== Data provided ==

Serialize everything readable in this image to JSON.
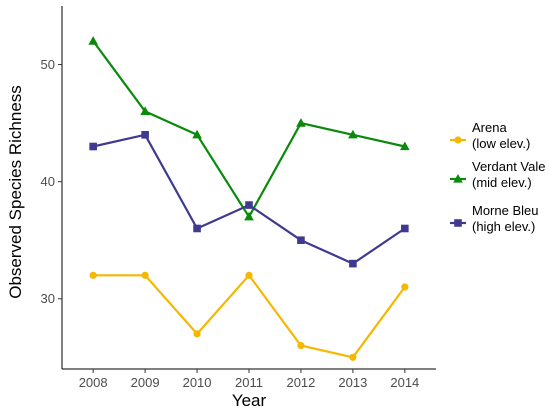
{
  "chart_data": {
    "type": "line",
    "title": "",
    "xlabel": "Year",
    "ylabel": "Observed Species Richness",
    "x": [
      2008,
      2009,
      2010,
      2011,
      2012,
      2013,
      2014
    ],
    "x_ticks": [
      "2008",
      "2009",
      "2010",
      "2011",
      "2012",
      "2013",
      "2014"
    ],
    "y_ticks": [
      "30",
      "40",
      "50"
    ],
    "xlim": [
      2007.4,
      2014.6
    ],
    "ylim": [
      24,
      55
    ],
    "grid": false,
    "legend_position": "right",
    "series": [
      {
        "name": "Arena",
        "sublabel": "(low elev.)",
        "color": "#F5B700",
        "marker": "circle",
        "values": [
          32,
          32,
          27,
          32,
          26,
          25,
          31
        ]
      },
      {
        "name": "Verdant Vale",
        "sublabel": "(mid elev.)",
        "color": "#0A8A0A",
        "marker": "triangle",
        "values": [
          52,
          46,
          44,
          37,
          45,
          44,
          43
        ]
      },
      {
        "name": "Morne Bleu",
        "sublabel": "(high elev.)",
        "color": "#3F3A8F",
        "marker": "square",
        "values": [
          43,
          44,
          36,
          38,
          35,
          33,
          36
        ]
      }
    ]
  }
}
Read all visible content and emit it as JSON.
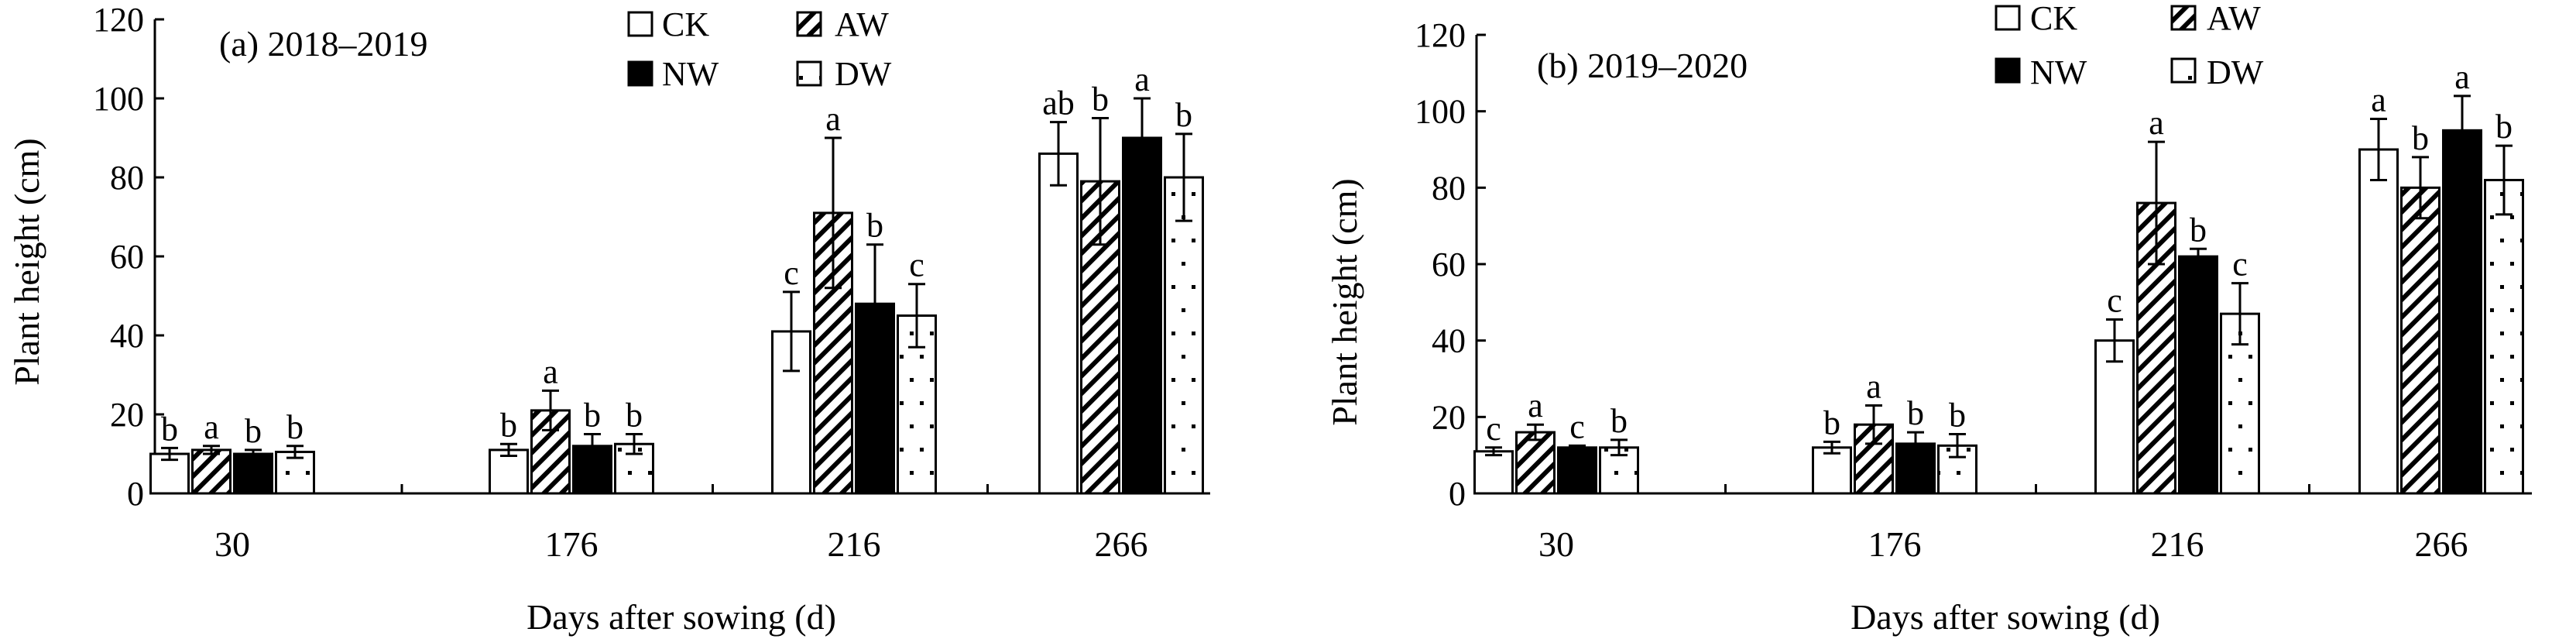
{
  "colors": {
    "ink": "#000000",
    "background": "#ffffff"
  },
  "chart_data": [
    {
      "type": "bar",
      "title": "(a) 2018–2019",
      "xlabel": "Days after sowing (d)",
      "ylabel": "Plant height (cm)",
      "ylim": [
        0,
        120
      ],
      "yticks": [
        "0",
        "20",
        "40",
        "60",
        "80",
        "100",
        "120"
      ],
      "categories": [
        "30",
        "176",
        "216",
        "266"
      ],
      "legend_position": "top-center",
      "series": [
        {
          "name": "CK",
          "pattern": "open",
          "values": [
            10,
            11,
            41,
            86
          ],
          "errors": [
            1.5,
            1.5,
            10,
            8
          ],
          "letters": [
            "b",
            "b",
            "c",
            "ab"
          ]
        },
        {
          "name": "AW",
          "pattern": "diagonal-hatch",
          "values": [
            11,
            21,
            71,
            79
          ],
          "errors": [
            1,
            5,
            19,
            16
          ],
          "letters": [
            "a",
            "a",
            "a",
            "b"
          ]
        },
        {
          "name": "NW",
          "pattern": "solid",
          "values": [
            10,
            12,
            48,
            90
          ],
          "errors": [
            1,
            3,
            15,
            10
          ],
          "letters": [
            "b",
            "b",
            "b",
            "a"
          ]
        },
        {
          "name": "DW",
          "pattern": "dotted",
          "values": [
            10.5,
            12.5,
            45,
            80
          ],
          "errors": [
            1.5,
            2.5,
            8,
            11
          ],
          "letters": [
            "b",
            "b",
            "c",
            "b"
          ]
        }
      ]
    },
    {
      "type": "bar",
      "title": "(b) 2019–2020",
      "xlabel": "Days after sowing (d)",
      "ylabel": "Plant height (cm)",
      "ylim": [
        0,
        120
      ],
      "yticks": [
        "0",
        "20",
        "40",
        "60",
        "80",
        "100",
        "120"
      ],
      "categories": [
        "30",
        "176",
        "216",
        "266"
      ],
      "legend_position": "top-center",
      "series": [
        {
          "name": "CK",
          "pattern": "open",
          "values": [
            11,
            12,
            40,
            90
          ],
          "errors": [
            1,
            1.5,
            5.5,
            8
          ],
          "letters": [
            "c",
            "b",
            "c",
            "a"
          ]
        },
        {
          "name": "AW",
          "pattern": "diagonal-hatch",
          "values": [
            16,
            18,
            76,
            80
          ],
          "errors": [
            2,
            5,
            16,
            8
          ],
          "letters": [
            "a",
            "a",
            "a",
            "b"
          ]
        },
        {
          "name": "NW",
          "pattern": "solid",
          "values": [
            12,
            13,
            62,
            95
          ],
          "errors": [
            0.5,
            3,
            2,
            9
          ],
          "letters": [
            "c",
            "b",
            "b",
            "a"
          ]
        },
        {
          "name": "DW",
          "pattern": "dotted",
          "values": [
            12,
            12.5,
            47,
            82
          ],
          "errors": [
            2,
            3,
            8,
            9
          ],
          "letters": [
            "b",
            "b",
            "c",
            "b"
          ]
        }
      ]
    }
  ]
}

===

** Required task **
Copy each line of the listing that holds the word "elev".

** Exercise response **
        "sublabel": "(low elev.)",
        "sublabel": "(mid elev.)",
        "sublabel": "(high elev.)",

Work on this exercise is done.